» SUPPLIED INFORMATION:
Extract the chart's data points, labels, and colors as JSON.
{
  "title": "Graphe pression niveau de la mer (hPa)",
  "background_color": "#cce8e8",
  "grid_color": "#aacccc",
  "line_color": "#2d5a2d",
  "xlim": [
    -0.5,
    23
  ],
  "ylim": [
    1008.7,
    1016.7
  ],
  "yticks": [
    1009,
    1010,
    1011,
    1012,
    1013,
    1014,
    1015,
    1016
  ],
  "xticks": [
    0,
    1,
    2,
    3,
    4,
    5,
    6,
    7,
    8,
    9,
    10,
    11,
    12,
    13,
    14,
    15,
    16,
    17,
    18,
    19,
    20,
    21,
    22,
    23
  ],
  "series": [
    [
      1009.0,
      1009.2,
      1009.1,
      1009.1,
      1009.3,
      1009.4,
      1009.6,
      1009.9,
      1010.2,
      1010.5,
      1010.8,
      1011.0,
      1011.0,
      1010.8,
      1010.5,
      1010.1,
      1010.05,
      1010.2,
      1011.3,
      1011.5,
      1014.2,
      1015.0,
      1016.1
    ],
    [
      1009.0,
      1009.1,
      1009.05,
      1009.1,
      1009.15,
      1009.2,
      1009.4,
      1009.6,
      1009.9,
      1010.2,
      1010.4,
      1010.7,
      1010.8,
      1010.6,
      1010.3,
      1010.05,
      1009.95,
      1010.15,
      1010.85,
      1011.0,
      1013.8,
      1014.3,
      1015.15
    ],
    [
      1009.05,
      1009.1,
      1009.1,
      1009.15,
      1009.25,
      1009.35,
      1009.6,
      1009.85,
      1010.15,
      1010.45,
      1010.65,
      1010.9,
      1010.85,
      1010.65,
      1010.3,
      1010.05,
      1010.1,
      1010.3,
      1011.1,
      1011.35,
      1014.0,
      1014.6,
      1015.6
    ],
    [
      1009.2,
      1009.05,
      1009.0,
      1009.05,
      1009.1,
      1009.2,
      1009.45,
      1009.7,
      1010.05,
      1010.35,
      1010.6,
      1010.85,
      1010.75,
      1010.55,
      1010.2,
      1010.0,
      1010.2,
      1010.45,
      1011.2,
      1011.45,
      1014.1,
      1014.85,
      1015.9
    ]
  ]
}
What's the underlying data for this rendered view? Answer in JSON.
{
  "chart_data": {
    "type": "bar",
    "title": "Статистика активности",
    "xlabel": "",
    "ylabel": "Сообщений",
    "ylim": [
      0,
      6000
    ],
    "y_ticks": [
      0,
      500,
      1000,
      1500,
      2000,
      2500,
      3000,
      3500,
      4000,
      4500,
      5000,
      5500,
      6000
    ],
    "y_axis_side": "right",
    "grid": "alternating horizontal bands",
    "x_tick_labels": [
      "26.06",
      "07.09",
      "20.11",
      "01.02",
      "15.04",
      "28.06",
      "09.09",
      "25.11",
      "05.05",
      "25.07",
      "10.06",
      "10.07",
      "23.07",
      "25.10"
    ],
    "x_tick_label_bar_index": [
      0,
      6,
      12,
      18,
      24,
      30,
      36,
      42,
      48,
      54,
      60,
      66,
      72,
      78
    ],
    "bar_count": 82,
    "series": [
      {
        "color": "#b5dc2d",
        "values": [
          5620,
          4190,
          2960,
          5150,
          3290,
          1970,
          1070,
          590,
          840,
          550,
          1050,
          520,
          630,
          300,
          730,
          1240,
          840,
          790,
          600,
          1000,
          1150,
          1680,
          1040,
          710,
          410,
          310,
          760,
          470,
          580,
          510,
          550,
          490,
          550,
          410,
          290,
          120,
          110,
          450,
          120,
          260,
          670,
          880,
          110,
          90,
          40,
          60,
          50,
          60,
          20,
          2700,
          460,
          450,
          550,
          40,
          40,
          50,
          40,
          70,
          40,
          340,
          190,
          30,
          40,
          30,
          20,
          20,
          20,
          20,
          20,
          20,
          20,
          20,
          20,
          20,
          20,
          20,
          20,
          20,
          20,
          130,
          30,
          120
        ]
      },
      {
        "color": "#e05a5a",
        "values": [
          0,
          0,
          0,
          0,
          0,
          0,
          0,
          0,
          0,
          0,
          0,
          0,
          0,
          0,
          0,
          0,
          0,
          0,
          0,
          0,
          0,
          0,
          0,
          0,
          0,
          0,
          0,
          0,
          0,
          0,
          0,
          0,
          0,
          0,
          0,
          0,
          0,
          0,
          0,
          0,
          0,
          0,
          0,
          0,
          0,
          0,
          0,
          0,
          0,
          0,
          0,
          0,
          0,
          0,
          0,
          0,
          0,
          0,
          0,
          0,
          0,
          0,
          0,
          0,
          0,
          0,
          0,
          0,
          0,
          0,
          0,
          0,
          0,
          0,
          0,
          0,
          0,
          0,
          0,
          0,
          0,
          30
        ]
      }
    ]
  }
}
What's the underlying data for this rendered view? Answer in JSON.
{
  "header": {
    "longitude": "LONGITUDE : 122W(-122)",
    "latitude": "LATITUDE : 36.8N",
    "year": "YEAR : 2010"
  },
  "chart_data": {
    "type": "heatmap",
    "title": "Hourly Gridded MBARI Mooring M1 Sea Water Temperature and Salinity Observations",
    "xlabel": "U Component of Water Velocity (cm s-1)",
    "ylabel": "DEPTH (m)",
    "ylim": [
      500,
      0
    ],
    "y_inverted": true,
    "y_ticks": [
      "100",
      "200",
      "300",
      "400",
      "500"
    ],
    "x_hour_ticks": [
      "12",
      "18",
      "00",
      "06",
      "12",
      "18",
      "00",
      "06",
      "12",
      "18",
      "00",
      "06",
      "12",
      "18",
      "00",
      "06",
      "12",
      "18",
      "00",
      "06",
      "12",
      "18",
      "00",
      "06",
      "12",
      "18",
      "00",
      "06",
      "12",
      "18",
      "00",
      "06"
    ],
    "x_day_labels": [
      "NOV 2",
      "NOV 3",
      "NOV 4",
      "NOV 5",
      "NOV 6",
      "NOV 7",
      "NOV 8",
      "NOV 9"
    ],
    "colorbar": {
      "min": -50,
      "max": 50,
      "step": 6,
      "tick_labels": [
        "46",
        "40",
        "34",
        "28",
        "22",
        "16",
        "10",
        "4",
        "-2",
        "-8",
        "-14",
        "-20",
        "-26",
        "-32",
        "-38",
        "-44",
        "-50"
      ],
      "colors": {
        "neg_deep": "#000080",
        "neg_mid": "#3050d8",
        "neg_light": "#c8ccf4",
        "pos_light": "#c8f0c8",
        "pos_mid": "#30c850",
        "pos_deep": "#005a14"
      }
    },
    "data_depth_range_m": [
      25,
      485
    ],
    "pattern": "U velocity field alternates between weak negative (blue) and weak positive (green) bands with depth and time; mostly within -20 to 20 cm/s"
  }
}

» SET PROBLEM:
Extract the complete listing verbatim.

» THE RESULT:
Extract the chart's data points, labels, and colors as JSON.
{
  "title": "Graphe pression niveau de la mer (hPa)",
  "background_color": "#cce8e8",
  "grid_color": "#aacccc",
  "line_color": "#2d5a2d",
  "xlim": [
    -0.5,
    23
  ],
  "ylim": [
    1008.7,
    1016.7
  ],
  "yticks": [
    1009,
    1010,
    1011,
    1012,
    1013,
    1014,
    1015,
    1016
  ],
  "xticks": [
    0,
    1,
    2,
    3,
    4,
    5,
    6,
    7,
    8,
    9,
    10,
    11,
    12,
    13,
    14,
    15,
    16,
    17,
    18,
    19,
    20,
    21,
    22,
    23
  ],
  "series": [
    [
      1009.0,
      1009.2,
      1009.1,
      1009.1,
      1009.3,
      1009.4,
      1009.6,
      1009.9,
      1010.2,
      1010.5,
      1010.8,
      1011.0,
      1011.0,
      1010.8,
      1010.5,
      1010.1,
      1010.05,
      1010.2,
      1011.3,
      1011.5,
      1014.2,
      1015.0,
      1016.1
    ],
    [
      1009.0,
      1009.1,
      1009.05,
      1009.1,
      1009.15,
      1009.2,
      1009.4,
      1009.6,
      1009.9,
      1010.2,
      1010.4,
      1010.7,
      1010.8,
      1010.6,
      1010.3,
      1010.05,
      1009.95,
      1010.15,
      1010.85,
      1011.0,
      1013.8,
      1014.3,
      1015.15
    ],
    [
      1009.05,
      1009.1,
      1009.1,
      1009.15,
      1009.25,
      1009.35,
      1009.6,
      1009.85,
      1010.15,
      1010.45,
      1010.65,
      1010.9,
      1010.85,
      1010.65,
      1010.3,
      1010.05,
      1010.1,
      1010.3,
      1011.1,
      1011.35,
      1014.0,
      1014.6,
      1015.6
    ],
    [
      1009.2,
      1009.05,
      1009.0,
      1009.05,
      1009.1,
      1009.2,
      1009.45,
      1009.7,
      1010.05,
      1010.35,
      1010.6,
      1010.85,
      1010.75,
      1010.55,
      1010.2,
      1010.0,
      1010.2,
      1010.45,
      1011.2,
      1011.45,
      1014.1,
      1014.85,
      1015.9
    ]
  ]
}
What's the underlying data for this rendered view? Answer in JSON.
{
  "chart_data": {
    "type": "bar",
    "title": "Статистика активности",
    "xlabel": "",
    "ylabel": "Сообщений",
    "ylim": [
      0,
      6000
    ],
    "y_ticks": [
      0,
      500,
      1000,
      1500,
      2000,
      2500,
      3000,
      3500,
      4000,
      4500,
      5000,
      5500,
      6000
    ],
    "y_axis_side": "right",
    "grid": "alternating horizontal bands",
    "x_tick_labels": [
      "26.06",
      "07.09",
      "20.11",
      "01.02",
      "15.04",
      "28.06",
      "09.09",
      "25.11",
      "05.05",
      "25.07",
      "10.06",
      "10.07",
      "23.07",
      "25.10"
    ],
    "x_tick_label_bar_index": [
      0,
      6,
      12,
      18,
      24,
      30,
      36,
      42,
      48,
      54,
      60,
      66,
      72,
      78
    ],
    "bar_count": 82,
    "series": [
      {
        "color": "#b5dc2d",
        "values": [
          5620,
          4190,
          2960,
          5150,
          3290,
          1970,
          1070,
          590,
          840,
          550,
          1050,
          520,
          630,
          300,
          730,
          1240,
          840,
          790,
          600,
          1000,
          1150,
          1680,
          1040,
          710,
          410,
          310,
          760,
          470,
          580,
          510,
          550,
          490,
          550,
          410,
          290,
          120,
          110,
          450,
          120,
          260,
          670,
          880,
          110,
          90,
          40,
          60,
          50,
          60,
          20,
          2700,
          460,
          450,
          550,
          40,
          40,
          50,
          40,
          70,
          40,
          340,
          190,
          30,
          40,
          30,
          20,
          20,
          20,
          20,
          20,
          20,
          20,
          20,
          20,
          20,
          20,
          20,
          20,
          20,
          20,
          130,
          30,
          120
        ]
      },
      {
        "color": "#e05a5a",
        "values": [
          0,
          0,
          0,
          0,
          0,
          0,
          0,
          0,
          0,
          0,
          0,
          0,
          0,
          0,
          0,
          0,
          0,
          0,
          0,
          0,
          0,
          0,
          0,
          0,
          0,
          0,
          0,
          0,
          0,
          0,
          0,
          0,
          0,
          0,
          0,
          0,
          0,
          0,
          0,
          0,
          0,
          0,
          0,
          0,
          0,
          0,
          0,
          0,
          0,
          0,
          0,
          0,
          0,
          0,
          0,
          0,
          0,
          0,
          0,
          0,
          0,
          0,
          0,
          0,
          0,
          0,
          0,
          0,
          0,
          0,
          0,
          0,
          0,
          0,
          0,
          0,
          0,
          0,
          0,
          0,
          0,
          30
        ]
      }
    ]
  }
}
What's the underlying data for this rendered view? Answer in JSON.
{
  "header": {
    "longitude": "LONGITUDE : 122W(-122)",
    "latitude": "LATITUDE : 36.8N",
    "year": "YEAR : 2010"
  },
  "chart_data": {
    "type": "heatmap",
    "title": "Hourly Gridded MBARI Mooring M1 Sea Water Temperature and Salinity Observations",
    "xlabel": "U Component of Water Velocity (cm s-1)",
    "ylabel": "DEPTH (m)",
    "ylim": [
      500,
      0
    ],
    "y_inverted": true,
    "y_ticks": [
      "100",
      "200",
      "300",
      "400",
      "500"
    ],
    "x_hour_ticks": [
      "12",
      "18",
      "00",
      "06",
      "12",
      "18",
      "00",
      "06",
      "12",
      "18",
      "00",
      "06",
      "12",
      "18",
      "00",
      "06",
      "12",
      "18",
      "00",
      "06",
      "12",
      "18",
      "00",
      "06",
      "12",
      "18",
      "00",
      "06",
      "12",
      "18",
      "00",
      "06"
    ],
    "x_day_labels": [
      "NOV 2",
      "NOV 3",
      "NOV 4",
      "NOV 5",
      "NOV 6",
      "NOV 7",
      "NOV 8",
      "NOV 9"
    ],
    "colorbar": {
      "min": -50,
      "max": 50,
      "step": 6,
      "tick_labels": [
        "46",
        "40",
        "34",
        "28",
        "22",
        "16",
        "10",
        "4",
        "-2",
        "-8",
        "-14",
        "-20",
        "-26",
        "-32",
        "-38",
        "-44",
        "-50"
      ],
      "colors": {
        "neg_deep": "#000080",
        "neg_mid": "#3050d8",
        "neg_light": "#c8ccf4",
        "pos_light": "#c8f0c8",
        "pos_mid": "#30c850",
        "pos_deep": "#005a14"
      }
    },
    "data_depth_range_m": [
      25,
      485
    ],
    "pattern": "U velocity field alternates between weak negative (blue) and weak positive (green) bands with depth and time; mostly within -20 to 20 cm/s"
  }
}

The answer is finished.